Stated task
Copy every line in the records below that contains the word "does".

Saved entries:
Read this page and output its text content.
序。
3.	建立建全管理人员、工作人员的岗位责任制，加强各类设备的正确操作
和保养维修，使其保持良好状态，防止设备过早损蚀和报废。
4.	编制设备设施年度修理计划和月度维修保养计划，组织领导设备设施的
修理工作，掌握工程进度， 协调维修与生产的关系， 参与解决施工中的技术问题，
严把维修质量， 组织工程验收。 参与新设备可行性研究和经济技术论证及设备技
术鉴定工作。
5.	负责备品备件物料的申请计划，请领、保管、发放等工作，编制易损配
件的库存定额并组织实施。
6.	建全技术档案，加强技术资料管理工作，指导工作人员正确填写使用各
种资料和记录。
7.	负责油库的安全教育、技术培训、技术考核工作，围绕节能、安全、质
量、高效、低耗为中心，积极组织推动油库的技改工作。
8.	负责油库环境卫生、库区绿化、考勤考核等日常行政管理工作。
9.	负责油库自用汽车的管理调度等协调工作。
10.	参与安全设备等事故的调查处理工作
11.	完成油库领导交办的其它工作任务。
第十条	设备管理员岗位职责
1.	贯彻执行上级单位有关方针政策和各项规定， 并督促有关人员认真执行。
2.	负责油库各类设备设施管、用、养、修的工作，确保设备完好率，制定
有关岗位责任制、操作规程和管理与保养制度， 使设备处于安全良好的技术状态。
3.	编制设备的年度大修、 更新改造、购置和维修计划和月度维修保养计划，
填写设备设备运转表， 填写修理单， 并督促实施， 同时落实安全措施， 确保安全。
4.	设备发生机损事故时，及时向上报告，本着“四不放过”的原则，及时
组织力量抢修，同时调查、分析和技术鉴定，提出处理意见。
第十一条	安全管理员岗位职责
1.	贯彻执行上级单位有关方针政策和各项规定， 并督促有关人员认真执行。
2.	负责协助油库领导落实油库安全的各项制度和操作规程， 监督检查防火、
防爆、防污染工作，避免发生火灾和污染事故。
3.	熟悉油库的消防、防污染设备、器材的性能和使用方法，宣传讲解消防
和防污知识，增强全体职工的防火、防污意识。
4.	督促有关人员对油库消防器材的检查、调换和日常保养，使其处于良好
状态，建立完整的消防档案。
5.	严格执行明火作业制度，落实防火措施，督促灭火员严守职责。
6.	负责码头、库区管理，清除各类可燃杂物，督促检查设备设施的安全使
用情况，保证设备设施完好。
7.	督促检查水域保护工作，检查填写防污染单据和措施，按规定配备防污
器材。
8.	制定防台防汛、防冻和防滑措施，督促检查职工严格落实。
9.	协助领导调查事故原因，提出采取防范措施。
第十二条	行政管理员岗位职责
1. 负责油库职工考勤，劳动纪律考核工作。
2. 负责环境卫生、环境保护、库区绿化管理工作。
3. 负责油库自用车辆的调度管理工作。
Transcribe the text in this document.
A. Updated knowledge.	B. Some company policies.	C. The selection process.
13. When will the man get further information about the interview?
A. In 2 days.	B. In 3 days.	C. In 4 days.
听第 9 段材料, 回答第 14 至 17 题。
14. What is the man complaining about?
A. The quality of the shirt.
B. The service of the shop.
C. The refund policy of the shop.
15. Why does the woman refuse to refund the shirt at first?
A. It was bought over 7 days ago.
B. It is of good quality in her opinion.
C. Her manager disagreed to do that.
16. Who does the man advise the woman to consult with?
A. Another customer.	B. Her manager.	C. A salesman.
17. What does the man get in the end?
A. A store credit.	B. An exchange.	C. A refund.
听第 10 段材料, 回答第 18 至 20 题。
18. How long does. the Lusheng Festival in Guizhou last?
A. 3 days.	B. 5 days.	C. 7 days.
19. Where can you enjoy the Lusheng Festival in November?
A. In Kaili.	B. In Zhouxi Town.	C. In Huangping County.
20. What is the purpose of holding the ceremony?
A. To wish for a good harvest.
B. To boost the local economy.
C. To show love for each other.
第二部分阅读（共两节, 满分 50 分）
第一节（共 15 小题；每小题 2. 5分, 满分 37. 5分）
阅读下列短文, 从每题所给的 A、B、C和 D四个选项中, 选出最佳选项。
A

Solution
15. Why does the woman refuse to refund the shirt at first?
16. Who does the man advise the woman to consult with?
17. What does the man get in the end?
18. How long does. the Lusheng Festival in Guizhou last?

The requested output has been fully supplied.